— start —

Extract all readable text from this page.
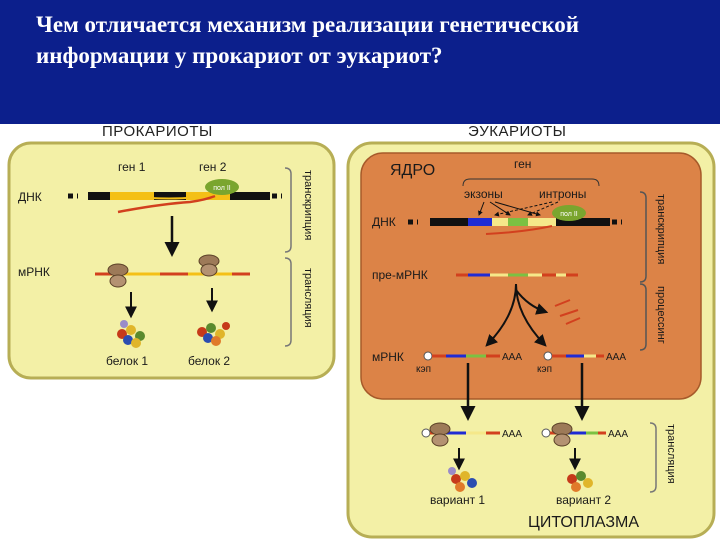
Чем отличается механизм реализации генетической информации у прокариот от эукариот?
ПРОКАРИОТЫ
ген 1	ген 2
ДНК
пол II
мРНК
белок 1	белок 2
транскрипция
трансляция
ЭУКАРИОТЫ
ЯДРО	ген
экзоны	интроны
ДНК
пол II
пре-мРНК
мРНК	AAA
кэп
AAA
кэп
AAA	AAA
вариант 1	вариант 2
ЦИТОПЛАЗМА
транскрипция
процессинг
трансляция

— end —
— start —

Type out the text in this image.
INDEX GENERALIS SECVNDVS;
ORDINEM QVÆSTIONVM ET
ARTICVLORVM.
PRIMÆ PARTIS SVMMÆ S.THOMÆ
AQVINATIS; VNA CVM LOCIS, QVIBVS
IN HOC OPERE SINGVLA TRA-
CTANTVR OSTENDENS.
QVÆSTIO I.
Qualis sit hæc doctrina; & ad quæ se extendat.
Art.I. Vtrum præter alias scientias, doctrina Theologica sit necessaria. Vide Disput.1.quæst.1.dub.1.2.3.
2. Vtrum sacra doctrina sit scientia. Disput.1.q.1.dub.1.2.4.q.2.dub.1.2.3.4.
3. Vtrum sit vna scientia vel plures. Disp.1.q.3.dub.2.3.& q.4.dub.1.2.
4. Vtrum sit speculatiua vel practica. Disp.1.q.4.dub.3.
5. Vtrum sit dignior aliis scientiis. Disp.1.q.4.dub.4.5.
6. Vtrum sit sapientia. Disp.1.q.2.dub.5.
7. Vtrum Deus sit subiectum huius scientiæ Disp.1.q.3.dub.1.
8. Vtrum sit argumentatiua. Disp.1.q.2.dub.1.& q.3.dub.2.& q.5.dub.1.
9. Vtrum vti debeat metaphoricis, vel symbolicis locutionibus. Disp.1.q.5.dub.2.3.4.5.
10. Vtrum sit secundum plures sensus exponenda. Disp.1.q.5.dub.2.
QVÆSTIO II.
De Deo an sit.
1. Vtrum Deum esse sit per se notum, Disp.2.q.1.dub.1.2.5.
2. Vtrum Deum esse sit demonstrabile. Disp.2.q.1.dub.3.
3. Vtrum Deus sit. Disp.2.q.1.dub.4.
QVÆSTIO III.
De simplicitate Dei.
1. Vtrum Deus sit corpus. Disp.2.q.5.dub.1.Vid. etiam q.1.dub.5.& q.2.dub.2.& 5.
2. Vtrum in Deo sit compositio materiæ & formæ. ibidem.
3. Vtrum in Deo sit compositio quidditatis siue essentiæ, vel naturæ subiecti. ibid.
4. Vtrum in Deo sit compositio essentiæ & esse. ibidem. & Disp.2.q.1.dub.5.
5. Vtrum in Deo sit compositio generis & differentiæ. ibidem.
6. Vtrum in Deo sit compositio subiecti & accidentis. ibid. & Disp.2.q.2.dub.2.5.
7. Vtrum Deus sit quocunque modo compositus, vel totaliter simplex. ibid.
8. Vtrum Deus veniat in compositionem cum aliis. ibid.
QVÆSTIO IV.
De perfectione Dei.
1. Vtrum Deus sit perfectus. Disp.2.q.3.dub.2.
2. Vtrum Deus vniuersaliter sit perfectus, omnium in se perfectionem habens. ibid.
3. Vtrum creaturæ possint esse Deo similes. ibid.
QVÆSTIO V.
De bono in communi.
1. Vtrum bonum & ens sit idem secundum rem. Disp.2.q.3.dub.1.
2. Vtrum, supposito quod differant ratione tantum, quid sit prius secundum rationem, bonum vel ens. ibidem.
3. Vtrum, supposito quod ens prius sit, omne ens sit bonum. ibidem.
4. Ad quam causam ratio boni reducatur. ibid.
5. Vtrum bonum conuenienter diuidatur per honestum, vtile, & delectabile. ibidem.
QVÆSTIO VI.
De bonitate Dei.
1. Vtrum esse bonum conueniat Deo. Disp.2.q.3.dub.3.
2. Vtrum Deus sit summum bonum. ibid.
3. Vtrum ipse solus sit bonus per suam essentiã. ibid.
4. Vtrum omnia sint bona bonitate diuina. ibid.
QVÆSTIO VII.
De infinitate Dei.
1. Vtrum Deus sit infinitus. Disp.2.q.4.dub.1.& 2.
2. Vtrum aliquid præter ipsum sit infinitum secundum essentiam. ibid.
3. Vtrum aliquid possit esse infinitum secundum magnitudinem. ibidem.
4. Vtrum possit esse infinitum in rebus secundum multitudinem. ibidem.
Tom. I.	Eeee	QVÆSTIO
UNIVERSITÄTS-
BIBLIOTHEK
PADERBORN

— end —

• **Request**: Find the word "quod" in the data and copy out each line where it turns up.

• **Output of the task**:
2. Vtrum, supposito quod differant ratione tantum, quid sit prius secundum rationem, bonum vel ens. ibidem.
3. Vtrum, supposito quod ens prius sit, omne ens sit bonum. ibidem.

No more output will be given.